■ Short task ■
Please repeat all of the lines that follow, exactly as written.

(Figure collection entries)
▼▼▼

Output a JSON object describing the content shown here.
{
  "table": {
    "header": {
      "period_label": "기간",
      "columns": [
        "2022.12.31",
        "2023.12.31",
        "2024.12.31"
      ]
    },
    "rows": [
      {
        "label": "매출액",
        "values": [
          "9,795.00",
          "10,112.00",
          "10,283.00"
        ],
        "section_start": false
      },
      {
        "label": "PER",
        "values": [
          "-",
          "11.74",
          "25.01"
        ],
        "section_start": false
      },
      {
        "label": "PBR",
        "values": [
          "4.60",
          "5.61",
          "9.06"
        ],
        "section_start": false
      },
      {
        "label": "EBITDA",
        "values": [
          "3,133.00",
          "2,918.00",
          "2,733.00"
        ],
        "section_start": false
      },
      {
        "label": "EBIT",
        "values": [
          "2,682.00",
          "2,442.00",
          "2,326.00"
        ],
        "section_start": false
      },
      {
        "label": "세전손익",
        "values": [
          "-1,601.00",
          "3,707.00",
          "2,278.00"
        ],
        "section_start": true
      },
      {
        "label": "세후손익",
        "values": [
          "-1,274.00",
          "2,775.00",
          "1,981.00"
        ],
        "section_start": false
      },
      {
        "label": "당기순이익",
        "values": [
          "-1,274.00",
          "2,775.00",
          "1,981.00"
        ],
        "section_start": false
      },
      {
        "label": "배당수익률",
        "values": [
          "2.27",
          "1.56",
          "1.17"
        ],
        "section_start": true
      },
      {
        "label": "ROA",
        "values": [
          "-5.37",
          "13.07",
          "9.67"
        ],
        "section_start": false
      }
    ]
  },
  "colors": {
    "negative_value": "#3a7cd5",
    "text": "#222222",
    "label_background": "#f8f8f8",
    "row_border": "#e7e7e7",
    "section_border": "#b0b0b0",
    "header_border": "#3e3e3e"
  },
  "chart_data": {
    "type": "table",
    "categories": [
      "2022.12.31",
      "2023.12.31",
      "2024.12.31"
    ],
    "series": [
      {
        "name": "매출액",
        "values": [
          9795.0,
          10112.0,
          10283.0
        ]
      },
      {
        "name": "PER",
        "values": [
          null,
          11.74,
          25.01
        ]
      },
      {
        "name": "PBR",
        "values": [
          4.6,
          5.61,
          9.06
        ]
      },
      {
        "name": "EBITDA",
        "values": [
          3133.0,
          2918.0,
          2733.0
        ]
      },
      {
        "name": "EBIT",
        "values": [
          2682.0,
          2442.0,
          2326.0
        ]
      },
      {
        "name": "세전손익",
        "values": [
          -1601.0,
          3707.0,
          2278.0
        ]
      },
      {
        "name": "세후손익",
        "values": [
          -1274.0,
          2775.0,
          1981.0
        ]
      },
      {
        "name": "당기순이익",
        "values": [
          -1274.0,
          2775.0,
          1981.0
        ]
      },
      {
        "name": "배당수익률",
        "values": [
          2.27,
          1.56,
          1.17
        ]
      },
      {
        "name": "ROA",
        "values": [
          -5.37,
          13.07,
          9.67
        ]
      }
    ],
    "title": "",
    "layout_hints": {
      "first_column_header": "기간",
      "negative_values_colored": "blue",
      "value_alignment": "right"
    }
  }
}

▲▲▲

■ Exercise response ■
Output a JSON object describing the content shown here.
{
  "table": {
    "header": {
      "period_label": "기간",
      "columns": [
        "2022.12.31",
        "2023.12.31",
        "2024.12.31"
      ]
    },
    "rows": [
      {
        "label": "매출액",
        "values": [
          "9,795.00",
          "10,112.00",
          "10,283.00"
        ],
        "section_start": false
      },
      {
        "label": "PER",
        "values": [
          "-",
          "11.74",
          "25.01"
        ],
        "section_start": false
      },
      {
        "label": "PBR",
        "values": [
          "4.60",
          "5.61",
          "9.06"
        ],
        "section_start": false
      },
      {
        "label": "EBITDA",
        "values": [
          "3,133.00",
          "2,918.00",
          "2,733.00"
        ],
        "section_start": false
      },
      {
        "label": "EBIT",
        "values": [
          "2,682.00",
          "2,442.00",
          "2,326.00"
        ],
        "section_start": false
      },
      {
        "label": "세전손익",
        "values": [
          "-1,601.00",
          "3,707.00",
          "2,278.00"
        ],
        "section_start": true
      },
      {
        "label": "세후손익",
        "values": [
          "-1,274.00",
          "2,775.00",
          "1,981.00"
        ],
        "section_start": false
      },
      {
        "label": "당기순이익",
        "values": [
          "-1,274.00",
          "2,775.00",
          "1,981.00"
        ],
        "section_start": false
      },
      {
        "label": "배당수익률",
        "values": [
          "2.27",
          "1.56",
          "1.17"
        ],
        "section_start": true
      },
      {
        "label": "ROA",
        "values": [
          "-5.37",
          "13.07",
          "9.67"
        ],
        "section_start": false
      }
    ]
  },
  "colors": {
    "negative_value": "#3a7cd5",
    "text": "#222222",
    "label_background": "#f8f8f8",
    "row_border": "#e7e7e7",
    "section_border": "#b0b0b0",
    "header_border": "#3e3e3e"
  },
  "chart_data": {
    "type": "table",
    "categories": [
      "2022.12.31",
      "2023.12.31",
      "2024.12.31"
    ],
    "series": [
      {
        "name": "매출액",
        "values": [
          9795.0,
          10112.0,
          10283.0
        ]
      },
      {
        "name": "PER",
        "values": [
          null,
          11.74,
          25.01
        ]
      },
      {
        "name": "PBR",
        "values": [
          4.6,
          5.61,
          9.06
        ]
      },
      {
        "name": "EBITDA",
        "values": [
          3133.0,
          2918.0,
          2733.0
        ]
      },
      {
        "name": "EBIT",
        "values": [
          2682.0,
          2442.0,
          2326.0
        ]
      },
      {
        "name": "세전손익",
        "values": [
          -1601.0,
          3707.0,
          2278.0
        ]
      },
      {
        "name": "세후손익",
        "values": [
          -1274.0,
          2775.0,
          1981.0
        ]
      },
      {
        "name": "당기순이익",
        "values": [
          -1274.0,
          2775.0,
          1981.0
        ]
      },
      {
        "name": "배당수익률",
        "values": [
          2.27,
          1.56,
          1.17
        ]
      },
      {
        "name": "ROA",
        "values": [
          -5.37,
          13.07,
          9.67
        ]
      }
    ],
    "title": "",
    "layout_hints": {
      "first_column_header": "기간",
      "negative_values_colored": "blue",
      "value_alignment": "right"
    }
  }
}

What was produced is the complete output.